The response must match the data below exactly, line for line.
--- Information provided Enclosed Below ---
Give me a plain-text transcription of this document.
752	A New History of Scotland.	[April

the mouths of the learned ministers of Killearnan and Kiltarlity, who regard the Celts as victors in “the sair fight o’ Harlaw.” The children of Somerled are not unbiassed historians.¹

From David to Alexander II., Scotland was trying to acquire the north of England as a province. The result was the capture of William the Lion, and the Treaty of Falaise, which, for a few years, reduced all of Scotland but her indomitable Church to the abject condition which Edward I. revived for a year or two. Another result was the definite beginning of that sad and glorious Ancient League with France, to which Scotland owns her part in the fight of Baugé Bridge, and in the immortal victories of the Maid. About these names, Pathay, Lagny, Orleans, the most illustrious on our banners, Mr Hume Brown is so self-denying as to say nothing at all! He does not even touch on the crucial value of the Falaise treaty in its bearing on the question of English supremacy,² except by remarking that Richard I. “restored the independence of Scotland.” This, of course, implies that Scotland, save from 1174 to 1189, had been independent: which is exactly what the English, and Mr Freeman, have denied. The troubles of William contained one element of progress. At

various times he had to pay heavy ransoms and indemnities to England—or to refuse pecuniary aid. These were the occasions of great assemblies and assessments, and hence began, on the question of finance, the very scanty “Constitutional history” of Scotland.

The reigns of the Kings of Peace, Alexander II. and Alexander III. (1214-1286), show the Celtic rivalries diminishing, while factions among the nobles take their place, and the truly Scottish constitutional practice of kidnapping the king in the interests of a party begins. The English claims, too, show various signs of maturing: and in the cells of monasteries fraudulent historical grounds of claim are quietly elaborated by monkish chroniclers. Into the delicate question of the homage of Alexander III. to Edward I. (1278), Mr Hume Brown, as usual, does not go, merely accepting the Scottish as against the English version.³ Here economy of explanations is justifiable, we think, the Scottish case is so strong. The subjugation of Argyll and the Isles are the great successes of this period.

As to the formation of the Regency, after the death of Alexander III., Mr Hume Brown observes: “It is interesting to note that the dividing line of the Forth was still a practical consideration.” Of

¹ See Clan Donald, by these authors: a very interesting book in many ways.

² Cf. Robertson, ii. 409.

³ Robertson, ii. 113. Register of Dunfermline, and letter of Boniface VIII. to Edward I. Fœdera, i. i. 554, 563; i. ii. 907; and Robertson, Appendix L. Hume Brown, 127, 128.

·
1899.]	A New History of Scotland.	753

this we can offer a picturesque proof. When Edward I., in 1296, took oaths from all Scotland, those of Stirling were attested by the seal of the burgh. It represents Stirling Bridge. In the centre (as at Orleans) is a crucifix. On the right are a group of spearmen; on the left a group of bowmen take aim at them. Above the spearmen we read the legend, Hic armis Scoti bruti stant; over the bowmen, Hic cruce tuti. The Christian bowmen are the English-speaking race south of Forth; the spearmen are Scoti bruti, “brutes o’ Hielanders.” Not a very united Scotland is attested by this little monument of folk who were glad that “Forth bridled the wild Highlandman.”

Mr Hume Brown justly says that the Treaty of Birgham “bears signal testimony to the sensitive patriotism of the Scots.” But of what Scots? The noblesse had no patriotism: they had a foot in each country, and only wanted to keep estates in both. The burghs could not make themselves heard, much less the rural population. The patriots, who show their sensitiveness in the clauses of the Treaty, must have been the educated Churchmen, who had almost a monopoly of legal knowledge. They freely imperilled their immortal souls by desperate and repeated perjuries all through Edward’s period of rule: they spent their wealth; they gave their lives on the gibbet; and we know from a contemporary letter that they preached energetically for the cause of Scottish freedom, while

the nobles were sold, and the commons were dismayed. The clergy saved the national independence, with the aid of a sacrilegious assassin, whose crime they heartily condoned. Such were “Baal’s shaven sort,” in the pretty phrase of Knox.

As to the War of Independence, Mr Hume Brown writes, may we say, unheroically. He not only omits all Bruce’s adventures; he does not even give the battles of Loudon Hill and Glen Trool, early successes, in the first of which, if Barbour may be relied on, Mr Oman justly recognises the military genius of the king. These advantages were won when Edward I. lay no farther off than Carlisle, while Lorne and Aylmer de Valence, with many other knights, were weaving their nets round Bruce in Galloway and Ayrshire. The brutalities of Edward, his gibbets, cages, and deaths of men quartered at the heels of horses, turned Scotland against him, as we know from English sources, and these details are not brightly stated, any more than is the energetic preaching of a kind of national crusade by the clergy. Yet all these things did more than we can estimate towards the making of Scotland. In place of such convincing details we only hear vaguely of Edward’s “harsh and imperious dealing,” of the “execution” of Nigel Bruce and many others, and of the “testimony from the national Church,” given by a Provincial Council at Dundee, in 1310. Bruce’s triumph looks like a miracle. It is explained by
--- End of Enclosed Information provided ---
→ Reply to the exercise:
Give me a plain-text transcription of this document.
752	A New History of Scotland.	[April

the mouths of the learned ministers of Killearnan and Kiltarlity, who regard the Celts as victors in “the sair fight o’ Harlaw.” The children of Somerled are not unbiassed historians.¹

From David to Alexander II., Scotland was trying to acquire the north of England as a province. The result was the capture of William the Lion, and the Treaty of Falaise, which, for a few years, reduced all of Scotland but her indomitable Church to the abject condition which Edward I. revived for a year or two. Another result was the definite beginning of that sad and glorious Ancient League with France, to which Scotland owns her part in the fight of Baugé Bridge, and in the immortal victories of the Maid. About these names, Pathay, Lagny, Orleans, the most illustrious on our banners, Mr Hume Brown is so self-denying as to say nothing at all! He does not even touch on the crucial value of the Falaise treaty in its bearing on the question of English supremacy,² except by remarking that Richard I. “restored the independence of Scotland.” This, of course, implies that Scotland, save from 1174 to 1189, had been independent: which is exactly what the English, and Mr Freeman, have denied. The troubles of William contained one element of progress. At

various times he had to pay heavy ransoms and indemnities to England—or to refuse pecuniary aid. These were the occasions of great assemblies and assessments, and hence began, on the question of finance, the very scanty “Constitutional history” of Scotland.

The reigns of the Kings of Peace, Alexander II. and Alexander III. (1214-1286), show the Celtic rivalries diminishing, while factions among the nobles take their place, and the truly Scottish constitutional practice of kidnapping the king in the interests of a party begins. The English claims, too, show various signs of maturing: and in the cells of monasteries fraudulent historical grounds of claim are quietly elaborated by monkish chroniclers. Into the delicate question of the homage of Alexander III. to Edward I. (1278), Mr Hume Brown, as usual, does not go, merely accepting the Scottish as against the English version.³ Here economy of explanations is justifiable, we think, the Scottish case is so strong. The subjugation of Argyll and the Isles are the great successes of this period.

As to the formation of the Regency, after the death of Alexander III., Mr Hume Brown observes: “It is interesting to note that the dividing line of the Forth was still a practical consideration.” Of

¹ See Clan Donald, by these authors: a very interesting book in many ways.

² Cf. Robertson, ii. 409.

³ Robertson, ii. 113. Register of Dunfermline, and letter of Boniface VIII. to Edward I. Fœdera, i. i. 554, 563; i. ii. 907; and Robertson, Appendix L. Hume Brown, 127, 128.

·
1899.]	A New History of Scotland.	753

this we can offer a picturesque proof. When Edward I., in 1296, took oaths from all Scotland, those of Stirling were attested by the seal of the burgh. It represents Stirling Bridge. In the centre (as at Orleans) is a crucifix. On the right are a group of spearmen; on the left a group of bowmen take aim at them. Above the spearmen we read the legend, Hic armis Scoti bruti stant; over the bowmen, Hic cruce tuti. The Christian bowmen are the English-speaking race south of Forth; the spearmen are Scoti bruti, “brutes o’ Hielanders.” Not a very united Scotland is attested by this little monument of folk who were glad that “Forth bridled the wild Highlandman.”

Mr Hume Brown justly says that the Treaty of Birgham “bears signal testimony to the sensitive patriotism of the Scots.” But of what Scots? The noblesse had no patriotism: they had a foot in each country, and only wanted to keep estates in both. The burghs could not make themselves heard, much less the rural population. The patriots, who show their sensitiveness in the clauses of the Treaty, must have been the educated Churchmen, who had almost a monopoly of legal knowledge. They freely imperilled their immortal souls by desperate and repeated perjuries all through Edward’s period of rule: they spent their wealth; they gave their lives on the gibbet; and we know from a contemporary letter that they preached energetically for the cause of Scottish freedom, while

the nobles were sold, and the commons were dismayed. The clergy saved the national independence, with the aid of a sacrilegious assassin, whose crime they heartily condoned. Such were “Baal’s shaven sort,” in the pretty phrase of Knox.

As to the War of Independence, Mr Hume Brown writes, may we say, unheroically. He not only omits all Bruce’s adventures; he does not even give the battles of Loudon Hill and Glen Trool, early successes, in the first of which, if Barbour may be relied on, Mr Oman justly recognises the military genius of the king. These advantages were won when Edward I. lay no farther off than Carlisle, while Lorne and Aylmer de Valence, with many other knights, were weaving their nets round Bruce in Galloway and Ayrshire. The brutalities of Edward, his gibbets, cages, and deaths of men quartered at the heels of horses, turned Scotland against him, as we know from English sources, and these details are not brightly stated, any more than is the energetic preaching of a kind of national crusade by the clergy. Yet all these things did more than we can estimate towards the making of Scotland. In place of such convincing details we only hear vaguely of Edward’s “harsh and imperious dealing,” of the “execution” of Nigel Bruce and many others, and of the “testimony from the national Church,” given by a Provincial Council at Dundee, in 1310. Bruce’s triumph looks like a miracle. It is explained by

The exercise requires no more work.